** START Exercise materials **

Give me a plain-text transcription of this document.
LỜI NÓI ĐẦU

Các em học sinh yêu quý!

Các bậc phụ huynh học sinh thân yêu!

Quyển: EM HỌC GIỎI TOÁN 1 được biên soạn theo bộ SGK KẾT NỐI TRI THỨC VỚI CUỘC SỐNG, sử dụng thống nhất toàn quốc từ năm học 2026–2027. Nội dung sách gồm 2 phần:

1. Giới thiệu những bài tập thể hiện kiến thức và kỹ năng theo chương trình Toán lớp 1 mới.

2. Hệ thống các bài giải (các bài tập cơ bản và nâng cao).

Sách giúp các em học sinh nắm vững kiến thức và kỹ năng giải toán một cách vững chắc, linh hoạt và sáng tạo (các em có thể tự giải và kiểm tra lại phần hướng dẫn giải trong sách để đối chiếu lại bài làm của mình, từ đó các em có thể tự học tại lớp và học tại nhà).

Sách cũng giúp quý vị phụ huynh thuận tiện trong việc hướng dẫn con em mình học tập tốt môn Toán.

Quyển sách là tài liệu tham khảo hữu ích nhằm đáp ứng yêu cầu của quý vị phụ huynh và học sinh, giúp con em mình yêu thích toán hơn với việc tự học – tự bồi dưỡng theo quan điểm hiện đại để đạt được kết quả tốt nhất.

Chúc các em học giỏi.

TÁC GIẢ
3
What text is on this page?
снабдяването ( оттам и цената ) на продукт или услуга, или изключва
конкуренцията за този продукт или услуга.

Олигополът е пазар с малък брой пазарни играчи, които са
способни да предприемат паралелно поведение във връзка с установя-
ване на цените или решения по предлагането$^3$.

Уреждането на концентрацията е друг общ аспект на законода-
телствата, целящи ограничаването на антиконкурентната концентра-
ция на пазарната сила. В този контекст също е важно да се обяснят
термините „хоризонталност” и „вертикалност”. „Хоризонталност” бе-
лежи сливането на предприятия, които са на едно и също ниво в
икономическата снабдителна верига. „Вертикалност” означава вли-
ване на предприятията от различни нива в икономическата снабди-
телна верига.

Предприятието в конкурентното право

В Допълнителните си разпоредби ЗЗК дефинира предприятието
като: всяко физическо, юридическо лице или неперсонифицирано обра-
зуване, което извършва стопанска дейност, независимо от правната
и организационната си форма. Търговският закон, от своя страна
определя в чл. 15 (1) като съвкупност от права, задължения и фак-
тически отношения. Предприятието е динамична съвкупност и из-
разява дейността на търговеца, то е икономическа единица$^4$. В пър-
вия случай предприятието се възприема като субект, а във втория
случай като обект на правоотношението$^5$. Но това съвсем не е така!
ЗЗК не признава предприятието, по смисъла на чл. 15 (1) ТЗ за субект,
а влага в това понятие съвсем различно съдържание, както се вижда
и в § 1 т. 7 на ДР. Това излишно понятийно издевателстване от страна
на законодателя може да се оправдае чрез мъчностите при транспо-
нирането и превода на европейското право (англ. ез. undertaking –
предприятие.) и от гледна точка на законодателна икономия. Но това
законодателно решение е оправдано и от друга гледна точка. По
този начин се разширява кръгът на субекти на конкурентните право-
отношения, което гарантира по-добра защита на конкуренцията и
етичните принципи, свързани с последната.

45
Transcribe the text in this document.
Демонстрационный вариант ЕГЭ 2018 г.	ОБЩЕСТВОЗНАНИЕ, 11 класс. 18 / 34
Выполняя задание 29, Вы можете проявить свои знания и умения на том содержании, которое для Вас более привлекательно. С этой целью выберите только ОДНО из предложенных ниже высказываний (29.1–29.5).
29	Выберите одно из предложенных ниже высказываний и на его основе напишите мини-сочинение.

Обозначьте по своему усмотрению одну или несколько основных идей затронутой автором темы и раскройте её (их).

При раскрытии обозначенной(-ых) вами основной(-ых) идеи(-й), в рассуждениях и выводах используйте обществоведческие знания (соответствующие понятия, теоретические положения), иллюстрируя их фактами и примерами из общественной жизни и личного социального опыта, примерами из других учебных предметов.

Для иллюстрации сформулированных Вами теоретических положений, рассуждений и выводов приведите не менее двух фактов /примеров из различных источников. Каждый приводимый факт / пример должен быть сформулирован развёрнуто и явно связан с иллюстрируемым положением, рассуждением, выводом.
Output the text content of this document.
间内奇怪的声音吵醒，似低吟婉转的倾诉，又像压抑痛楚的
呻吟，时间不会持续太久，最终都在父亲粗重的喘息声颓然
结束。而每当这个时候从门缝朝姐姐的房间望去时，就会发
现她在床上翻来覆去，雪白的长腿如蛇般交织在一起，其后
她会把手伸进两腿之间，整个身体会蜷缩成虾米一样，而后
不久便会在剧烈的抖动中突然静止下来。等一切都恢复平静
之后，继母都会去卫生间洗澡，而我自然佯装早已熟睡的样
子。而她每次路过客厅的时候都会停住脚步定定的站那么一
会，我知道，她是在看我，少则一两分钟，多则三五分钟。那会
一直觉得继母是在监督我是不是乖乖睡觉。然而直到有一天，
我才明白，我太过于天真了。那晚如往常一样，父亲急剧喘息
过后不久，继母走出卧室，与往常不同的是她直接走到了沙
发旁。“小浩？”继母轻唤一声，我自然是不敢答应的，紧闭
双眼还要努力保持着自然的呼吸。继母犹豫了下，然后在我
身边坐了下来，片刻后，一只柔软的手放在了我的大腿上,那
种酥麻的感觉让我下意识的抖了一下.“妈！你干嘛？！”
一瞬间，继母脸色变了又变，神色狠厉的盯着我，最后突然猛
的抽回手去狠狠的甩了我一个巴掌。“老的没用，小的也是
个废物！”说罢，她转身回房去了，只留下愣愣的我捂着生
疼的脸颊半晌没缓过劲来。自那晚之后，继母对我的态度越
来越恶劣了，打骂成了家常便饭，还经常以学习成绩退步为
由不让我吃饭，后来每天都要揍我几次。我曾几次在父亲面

** END Exercise materials **

> [Goal of the exercise]:
Using the material above, work out how many lines contain the string "услуга". Give that number alone.

> [Result below]:
2